> **Record extracts**:
################
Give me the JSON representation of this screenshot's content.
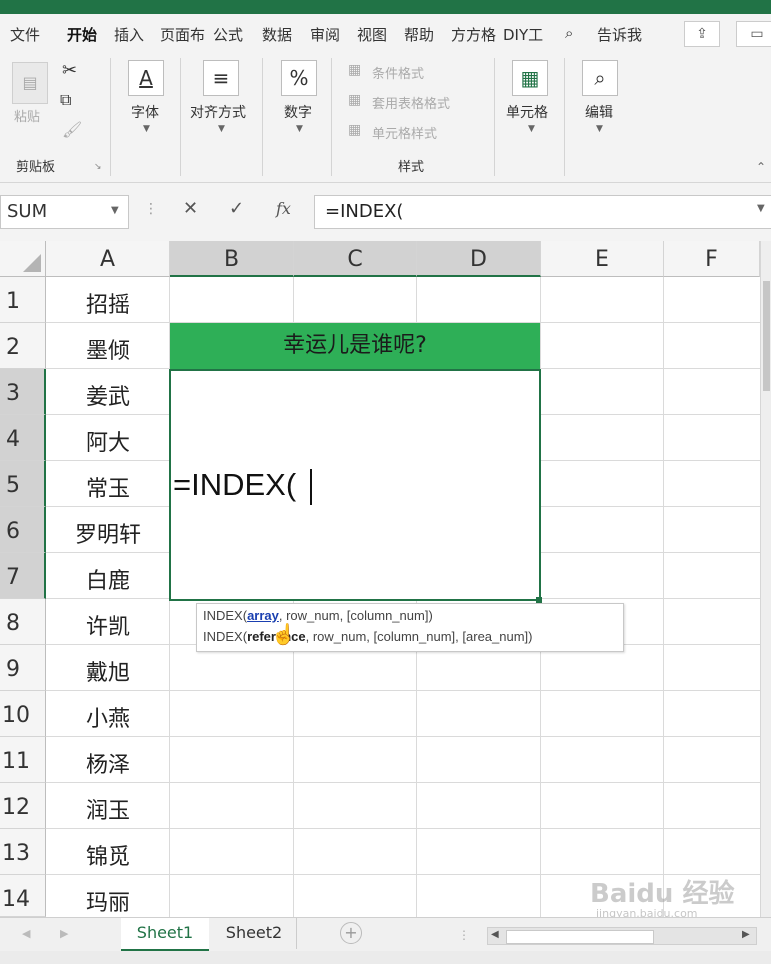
{
  "ribbon_tabs": [
    "文件",
    "开始",
    "插入",
    "页面布",
    "公式",
    "数据",
    "审阅",
    "视图",
    "帮助",
    "方方格",
    "DIY工",
    "告诉我"
  ],
  "clipboard": {
    "paste": "粘贴",
    "group": "剪贴板"
  },
  "font": {
    "label": "字体",
    "icon_char": "A"
  },
  "alignment": {
    "label": "对齐方式"
  },
  "number": {
    "label": "数字",
    "icon_char": "%"
  },
  "styles": {
    "conditional": "条件格式",
    "table": "套用表格格式",
    "cell": "单元格样式",
    "group": "样式"
  },
  "cells": {
    "label": "单元格"
  },
  "editing": {
    "label": "编辑"
  },
  "formula_bar": {
    "name_box": "SUM",
    "cancel": "✕",
    "enter": "✓",
    "fx": "fx",
    "formula": "=INDEX("
  },
  "columns": [
    "A",
    "B",
    "C",
    "D",
    "E",
    "F"
  ],
  "rows": [
    "1",
    "2",
    "3",
    "4",
    "5",
    "6",
    "7",
    "8",
    "9",
    "10",
    "11",
    "12",
    "13",
    "14"
  ],
  "names": [
    "招摇",
    "墨倾",
    "姜武",
    "阿大",
    "常玉",
    "罗明轩",
    "白鹿",
    "许凯",
    "戴旭",
    "小燕",
    "杨泽",
    "润玉",
    "锦觅",
    "玛丽"
  ],
  "header_cell": "幸运儿是谁呢?",
  "edit_cell": "=INDEX(",
  "tooltip": {
    "line1_prefix": "INDEX(",
    "line1_bold": "array",
    "line1_rest": ", row_num, [column_num])",
    "line2_prefix": "INDEX(",
    "line2_bold": "reference",
    "line2_rest": ", row_num, [column_num], [area_num])"
  },
  "sheets": [
    "Sheet1",
    "Sheet2"
  ],
  "watermark": "Baidu 经验",
  "watermark_sub": "jingyan.baidu.com",
  "colors": {
    "accent": "#217346",
    "header_fill": "#2eaf57"
  }
}
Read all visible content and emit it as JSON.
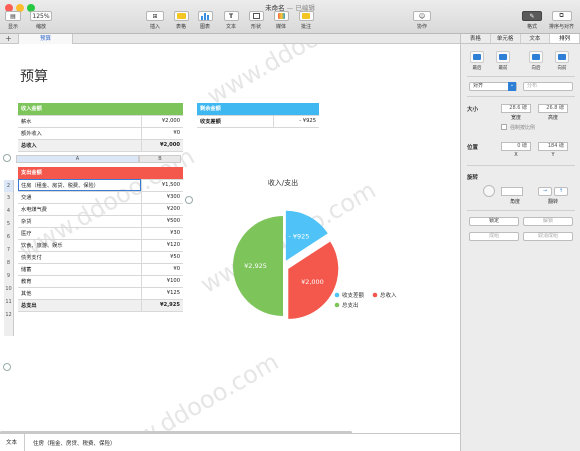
{
  "window": {
    "title": "未命名",
    "subtitle": "— 已编辑"
  },
  "toolbar": {
    "view": "显示",
    "zoom_value": "125%",
    "zoom": "缩放",
    "insert": "插入",
    "table": "表格",
    "chart": "图表",
    "text": "文本",
    "shape": "形状",
    "media": "媒体",
    "comment": "批注",
    "collaborate": "协作",
    "format": "格式",
    "arrange": "排序与对齐"
  },
  "sheet_tab": "预算",
  "add_sheet": "+",
  "doc_title": "预算",
  "income": {
    "header": "收入金额",
    "rows": [
      {
        "label": "薪水",
        "value": "¥2,000"
      },
      {
        "label": "额外收入",
        "value": "¥0"
      }
    ],
    "total": {
      "label": "总收入",
      "value": "¥2,000"
    }
  },
  "balance": {
    "header": "剩余金额",
    "rows": [
      {
        "label": "收支差额",
        "value": "- ¥925"
      }
    ]
  },
  "columns": [
    "A",
    "B"
  ],
  "expense": {
    "header": "支出金额",
    "rows": [
      {
        "num": "2",
        "label": "住房（租金、房贷、税费、保险）",
        "value": "¥1,500"
      },
      {
        "num": "3",
        "label": "交通",
        "value": "¥300"
      },
      {
        "num": "4",
        "label": "水电煤气费",
        "value": "¥200"
      },
      {
        "num": "5",
        "label": "杂货",
        "value": "¥500"
      },
      {
        "num": "6",
        "label": "医疗",
        "value": "¥30"
      },
      {
        "num": "7",
        "label": "饮食、旅游、娱乐",
        "value": "¥120"
      },
      {
        "num": "8",
        "label": "债务支付",
        "value": "¥50"
      },
      {
        "num": "9",
        "label": "储蓄",
        "value": "¥0"
      },
      {
        "num": "10",
        "label": "教育",
        "value": "¥100"
      },
      {
        "num": "11",
        "label": "其他",
        "value": "¥125"
      }
    ],
    "total": {
      "num": "12",
      "label": "总支出",
      "value": "¥2,925"
    }
  },
  "chart_data": {
    "type": "pie",
    "title": "收入/支出",
    "slices": [
      {
        "name": "收支差额",
        "value": 925,
        "label": "- ¥925",
        "color": "#4fc3f7"
      },
      {
        "name": "总收入",
        "value": 2000,
        "label": "¥2,000",
        "color": "#f4574b"
      },
      {
        "name": "总支出",
        "value": 2925,
        "label": "¥2,925",
        "color": "#7dc45b"
      }
    ],
    "legend_position": "bottom-right"
  },
  "statusbar": {
    "label": "文本",
    "content": "住房（租金、房贷、税费、保险）"
  },
  "panel": {
    "tabs": [
      "表格",
      "单元格",
      "文本",
      "排列"
    ],
    "layer_buttons": [
      "最后",
      "最前",
      "向后",
      "向前"
    ],
    "align_label": "对齐",
    "align_value": "",
    "distribute_value": "分布",
    "size_label": "大小",
    "width_value": "28.6 磅",
    "width": "宽度",
    "height_value": "26.8 磅",
    "height": "高度",
    "constrain": "强制按比例",
    "position_label": "位置",
    "x_value": "0 磅",
    "x": "X",
    "y_value": "184 磅",
    "y": "Y",
    "rotate_label": "旋转",
    "angle": "角度",
    "flip": "翻转",
    "lock": "锁定",
    "unlock": "解锁",
    "group": "成组",
    "ungroup": "取消成组"
  }
}
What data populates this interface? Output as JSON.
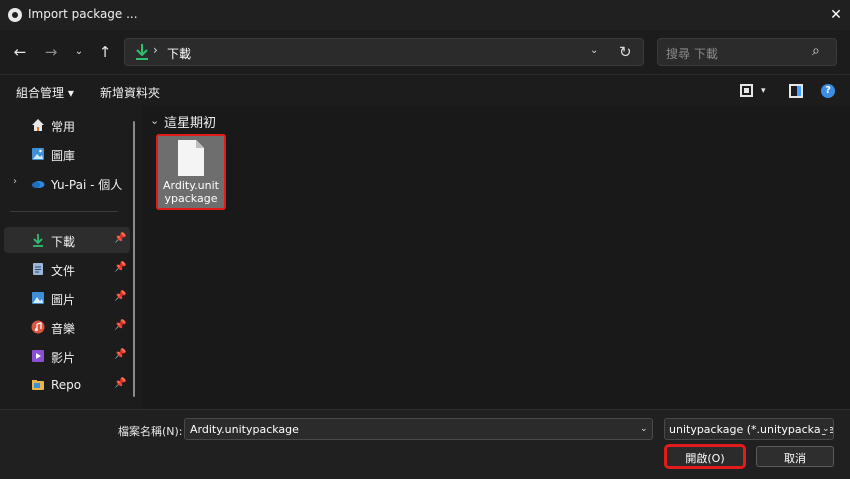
{
  "window": {
    "title": "Import package ...",
    "close_icon": "close-icon"
  },
  "navigation": {
    "back_icon": "arrow-left-icon",
    "forward_icon": "arrow-right-icon",
    "recent_icon": "chevron-down-icon",
    "up_icon": "arrow-up-icon",
    "address": {
      "icon": "download-icon",
      "separator": "›",
      "path": "下載",
      "dropdown_icon": "chevron-down-icon",
      "refresh_icon": "refresh-icon"
    },
    "search": {
      "placeholder": "搜尋 下載",
      "icon": "search-icon"
    }
  },
  "toolbar": {
    "organize_label": "組合管理 ▾",
    "new_folder_label": "新增資料夾",
    "view_icon": "view-layout-icon",
    "preview_icon": "preview-pane-icon",
    "help_icon": "help-icon",
    "help_text": "?"
  },
  "sidebar": {
    "items": [
      {
        "label": "常用",
        "icon": "home-icon",
        "pinned": false
      },
      {
        "label": "圖庫",
        "icon": "gallery-icon",
        "pinned": false
      },
      {
        "label": "Yu-Pai - 個人",
        "icon": "onedrive-icon",
        "pinned": false,
        "expandable": true
      },
      {
        "label": "下載",
        "icon": "download-icon",
        "pinned": true,
        "active": true
      },
      {
        "label": "文件",
        "icon": "document-icon",
        "pinned": true
      },
      {
        "label": "圖片",
        "icon": "pictures-icon",
        "pinned": true
      },
      {
        "label": "音樂",
        "icon": "music-icon",
        "pinned": true
      },
      {
        "label": "影片",
        "icon": "video-icon",
        "pinned": true
      },
      {
        "label": "Repo",
        "icon": "folder-icon",
        "pinned": true
      }
    ],
    "pin_glyph": "📌"
  },
  "content": {
    "group_title": "這星期初",
    "files": [
      {
        "name": "Ardity.unitypackage",
        "icon": "file-icon",
        "selected": true
      }
    ]
  },
  "footer": {
    "filename_label": "檔案名稱(N):",
    "filename_value": "Ardity.unitypackage",
    "filetype_value": "unitypackage (*.unitypackage",
    "open_label": "開啟(O)",
    "cancel_label": "取消"
  },
  "colors": {
    "background": "#1c1c1c",
    "highlight": "#e41b1b",
    "accent": "#3a8ee6",
    "download_accent": "#2fbf71"
  }
}
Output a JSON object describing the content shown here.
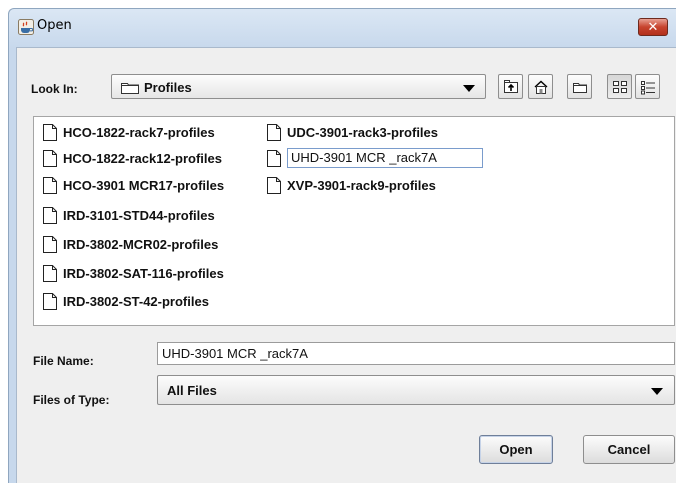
{
  "window": {
    "title": "Open",
    "close_label": "✕"
  },
  "look_in": {
    "label": "Look In:",
    "value": "Profiles"
  },
  "toolbar": {
    "buttons": [
      "up-one-level",
      "home",
      "new-folder",
      "list-view",
      "details-view"
    ]
  },
  "files": [
    {
      "name": "HCO-1822-rack7-profiles"
    },
    {
      "name": "HCO-1822-rack12-profiles"
    },
    {
      "name": "HCO-3901 MCR17-profiles"
    },
    {
      "name": "IRD-3101-STD44-profiles"
    },
    {
      "name": "IRD-3802-MCR02-profiles"
    },
    {
      "name": "IRD-3802-SAT-116-profiles"
    },
    {
      "name": "IRD-3802-ST-42-profiles"
    },
    {
      "name": "UDC-3901-rack3-profiles"
    },
    {
      "name": "UHD-3901 MCR _rack7A",
      "editing": true
    },
    {
      "name": "XVP-3901-rack9-profiles"
    }
  ],
  "file_name": {
    "label": "File Name:",
    "value": "UHD-3901 MCR _rack7A"
  },
  "files_of_type": {
    "label": "Files of Type:",
    "value": "All Files"
  },
  "actions": {
    "open_label": "Open",
    "cancel_label": "Cancel"
  }
}
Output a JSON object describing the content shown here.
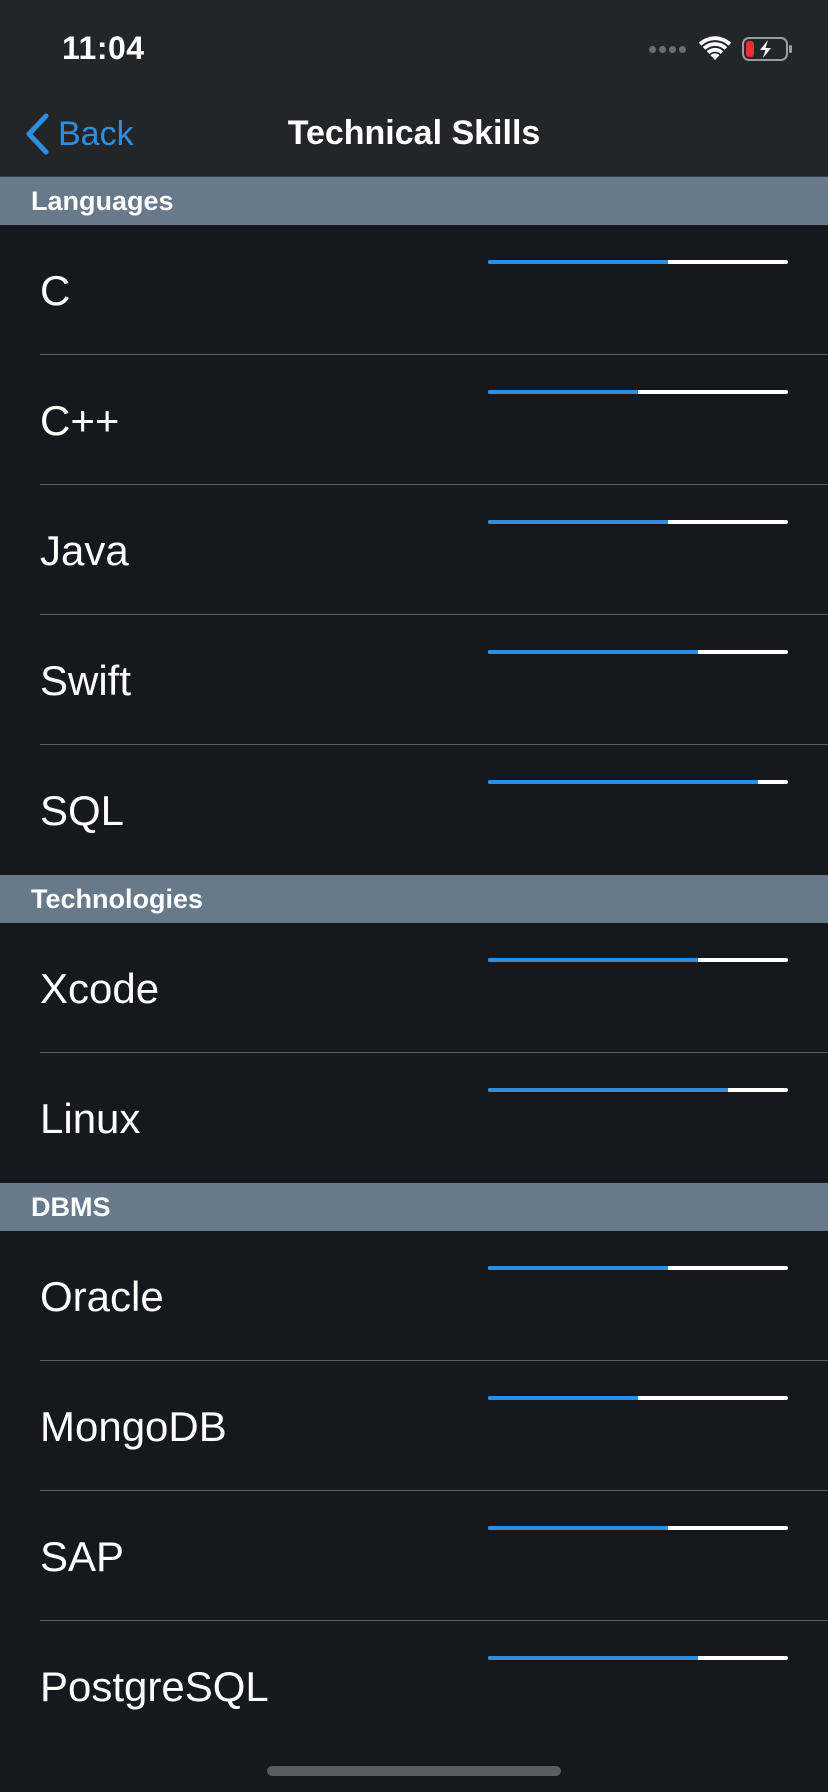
################
> **What is asked**:
Locate the string "unitypackage" in the listing above and copy every line where it occurs.

> **The completed task**:
        "name": "Ardity.unitypackage",
    "filename_value": "Ardity.unitypackage",
    "filetype_value": "unitypackage (*.unitypackage",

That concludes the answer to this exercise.